AIM
Reproduce all of the data exactly, with no line skipped.

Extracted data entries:
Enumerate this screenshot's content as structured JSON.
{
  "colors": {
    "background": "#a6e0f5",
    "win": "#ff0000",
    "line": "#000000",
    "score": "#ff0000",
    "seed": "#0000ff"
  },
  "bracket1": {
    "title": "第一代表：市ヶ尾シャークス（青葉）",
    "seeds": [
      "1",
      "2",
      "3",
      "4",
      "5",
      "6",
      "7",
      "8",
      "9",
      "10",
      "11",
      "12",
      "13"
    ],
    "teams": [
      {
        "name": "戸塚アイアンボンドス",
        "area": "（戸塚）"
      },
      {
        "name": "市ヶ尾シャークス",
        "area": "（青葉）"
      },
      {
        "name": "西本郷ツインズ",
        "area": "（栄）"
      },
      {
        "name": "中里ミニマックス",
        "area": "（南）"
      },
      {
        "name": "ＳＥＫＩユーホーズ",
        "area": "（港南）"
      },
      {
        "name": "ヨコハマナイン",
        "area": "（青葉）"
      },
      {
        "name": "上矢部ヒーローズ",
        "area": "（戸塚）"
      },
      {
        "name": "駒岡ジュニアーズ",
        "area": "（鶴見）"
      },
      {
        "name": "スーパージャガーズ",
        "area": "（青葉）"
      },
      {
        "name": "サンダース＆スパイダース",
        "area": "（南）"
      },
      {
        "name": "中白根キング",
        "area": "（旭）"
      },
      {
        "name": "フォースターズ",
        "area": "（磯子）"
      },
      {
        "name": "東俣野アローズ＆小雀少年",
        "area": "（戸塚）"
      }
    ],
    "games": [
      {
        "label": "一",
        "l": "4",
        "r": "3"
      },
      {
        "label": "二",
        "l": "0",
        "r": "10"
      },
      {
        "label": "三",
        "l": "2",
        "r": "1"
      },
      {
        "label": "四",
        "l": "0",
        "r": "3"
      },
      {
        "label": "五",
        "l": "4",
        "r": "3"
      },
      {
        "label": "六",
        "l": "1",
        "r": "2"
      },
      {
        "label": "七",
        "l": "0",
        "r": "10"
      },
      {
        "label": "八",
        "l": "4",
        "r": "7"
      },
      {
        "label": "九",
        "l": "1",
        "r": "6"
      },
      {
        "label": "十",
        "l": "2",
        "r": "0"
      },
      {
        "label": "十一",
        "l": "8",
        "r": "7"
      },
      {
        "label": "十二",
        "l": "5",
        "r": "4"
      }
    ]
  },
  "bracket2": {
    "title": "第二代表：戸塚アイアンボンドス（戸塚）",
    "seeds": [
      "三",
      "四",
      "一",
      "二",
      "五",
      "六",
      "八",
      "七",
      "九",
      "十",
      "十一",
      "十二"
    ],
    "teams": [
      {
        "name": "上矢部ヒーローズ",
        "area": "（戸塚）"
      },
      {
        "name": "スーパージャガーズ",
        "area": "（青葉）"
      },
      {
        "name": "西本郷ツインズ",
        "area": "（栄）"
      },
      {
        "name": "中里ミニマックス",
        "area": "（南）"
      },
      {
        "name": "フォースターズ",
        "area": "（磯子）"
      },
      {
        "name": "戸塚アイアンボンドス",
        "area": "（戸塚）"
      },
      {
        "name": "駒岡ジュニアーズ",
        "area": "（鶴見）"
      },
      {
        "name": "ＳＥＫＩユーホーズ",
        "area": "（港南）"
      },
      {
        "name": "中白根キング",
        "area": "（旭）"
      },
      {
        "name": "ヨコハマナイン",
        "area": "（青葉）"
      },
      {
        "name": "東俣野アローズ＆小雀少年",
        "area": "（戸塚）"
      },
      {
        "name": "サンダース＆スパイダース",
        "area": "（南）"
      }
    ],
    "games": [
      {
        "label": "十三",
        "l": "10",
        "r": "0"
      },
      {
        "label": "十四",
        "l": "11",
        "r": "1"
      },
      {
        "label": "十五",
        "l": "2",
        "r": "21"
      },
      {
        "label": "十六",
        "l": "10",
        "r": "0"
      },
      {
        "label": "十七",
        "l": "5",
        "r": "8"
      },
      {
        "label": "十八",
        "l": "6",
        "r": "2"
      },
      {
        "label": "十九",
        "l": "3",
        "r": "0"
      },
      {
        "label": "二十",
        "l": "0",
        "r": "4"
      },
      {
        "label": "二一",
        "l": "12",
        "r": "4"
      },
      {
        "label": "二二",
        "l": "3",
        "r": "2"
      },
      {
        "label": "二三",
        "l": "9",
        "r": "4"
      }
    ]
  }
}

SOLUTION
Enumerate this screenshot's content as structured JSON.
{
  "colors": {
    "background": "#a6e0f5",
    "win": "#ff0000",
    "line": "#000000",
    "score": "#ff0000",
    "seed": "#0000ff"
  },
  "bracket1": {
    "title": "第一代表：市ヶ尾シャークス（青葉）",
    "seeds": [
      "1",
      "2",
      "3",
      "4",
      "5",
      "6",
      "7",
      "8",
      "9",
      "10",
      "11",
      "12",
      "13"
    ],
    "teams": [
      {
        "name": "戸塚アイアンボンドス",
        "area": "（戸塚）"
      },
      {
        "name": "市ヶ尾シャークス",
        "area": "（青葉）"
      },
      {
        "name": "西本郷ツインズ",
        "area": "（栄）"
      },
      {
        "name": "中里ミニマックス",
        "area": "（南）"
      },
      {
        "name": "ＳＥＫＩユーホーズ",
        "area": "（港南）"
      },
      {
        "name": "ヨコハマナイン",
        "area": "（青葉）"
      },
      {
        "name": "上矢部ヒーローズ",
        "area": "（戸塚）"
      },
      {
        "name": "駒岡ジュニアーズ",
        "area": "（鶴見）"
      },
      {
        "name": "スーパージャガーズ",
        "area": "（青葉）"
      },
      {
        "name": "サンダース＆スパイダース",
        "area": "（南）"
      },
      {
        "name": "中白根キング",
        "area": "（旭）"
      },
      {
        "name": "フォースターズ",
        "area": "（磯子）"
      },
      {
        "name": "東俣野アローズ＆小雀少年",
        "area": "（戸塚）"
      }
    ],
    "games": [
      {
        "label": "一",
        "l": "4",
        "r": "3"
      },
      {
        "label": "二",
        "l": "0",
        "r": "10"
      },
      {
        "label": "三",
        "l": "2",
        "r": "1"
      },
      {
        "label": "四",
        "l": "0",
        "r": "3"
      },
      {
        "label": "五",
        "l": "4",
        "r": "3"
      },
      {
        "label": "六",
        "l": "1",
        "r": "2"
      },
      {
        "label": "七",
        "l": "0",
        "r": "10"
      },
      {
        "label": "八",
        "l": "4",
        "r": "7"
      },
      {
        "label": "九",
        "l": "1",
        "r": "6"
      },
      {
        "label": "十",
        "l": "2",
        "r": "0"
      },
      {
        "label": "十一",
        "l": "8",
        "r": "7"
      },
      {
        "label": "十二",
        "l": "5",
        "r": "4"
      }
    ]
  },
  "bracket2": {
    "title": "第二代表：戸塚アイアンボンドス（戸塚）",
    "seeds": [
      "三",
      "四",
      "一",
      "二",
      "五",
      "六",
      "八",
      "七",
      "九",
      "十",
      "十一",
      "十二"
    ],
    "teams": [
      {
        "name": "上矢部ヒーローズ",
        "area": "（戸塚）"
      },
      {
        "name": "スーパージャガーズ",
        "area": "（青葉）"
      },
      {
        "name": "西本郷ツインズ",
        "area": "（栄）"
      },
      {
        "name": "中里ミニマックス",
        "area": "（南）"
      },
      {
        "name": "フォースターズ",
        "area": "（磯子）"
      },
      {
        "name": "戸塚アイアンボンドス",
        "area": "（戸塚）"
      },
      {
        "name": "駒岡ジュニアーズ",
        "area": "（鶴見）"
      },
      {
        "name": "ＳＥＫＩユーホーズ",
        "area": "（港南）"
      },
      {
        "name": "中白根キング",
        "area": "（旭）"
      },
      {
        "name": "ヨコハマナイン",
        "area": "（青葉）"
      },
      {
        "name": "東俣野アローズ＆小雀少年",
        "area": "（戸塚）"
      },
      {
        "name": "サンダース＆スパイダース",
        "area": "（南）"
      }
    ],
    "games": [
      {
        "label": "十三",
        "l": "10",
        "r": "0"
      },
      {
        "label": "十四",
        "l": "11",
        "r": "1"
      },
      {
        "label": "十五",
        "l": "2",
        "r": "21"
      },
      {
        "label": "十六",
        "l": "10",
        "r": "0"
      },
      {
        "label": "十七",
        "l": "5",
        "r": "8"
      },
      {
        "label": "十八",
        "l": "6",
        "r": "2"
      },
      {
        "label": "十九",
        "l": "3",
        "r": "0"
      },
      {
        "label": "二十",
        "l": "0",
        "r": "4"
      },
      {
        "label": "二一",
        "l": "12",
        "r": "4"
      },
      {
        "label": "二二",
        "l": "3",
        "r": "2"
      },
      {
        "label": "二三",
        "l": "9",
        "r": "4"
      }
    ]
  }
}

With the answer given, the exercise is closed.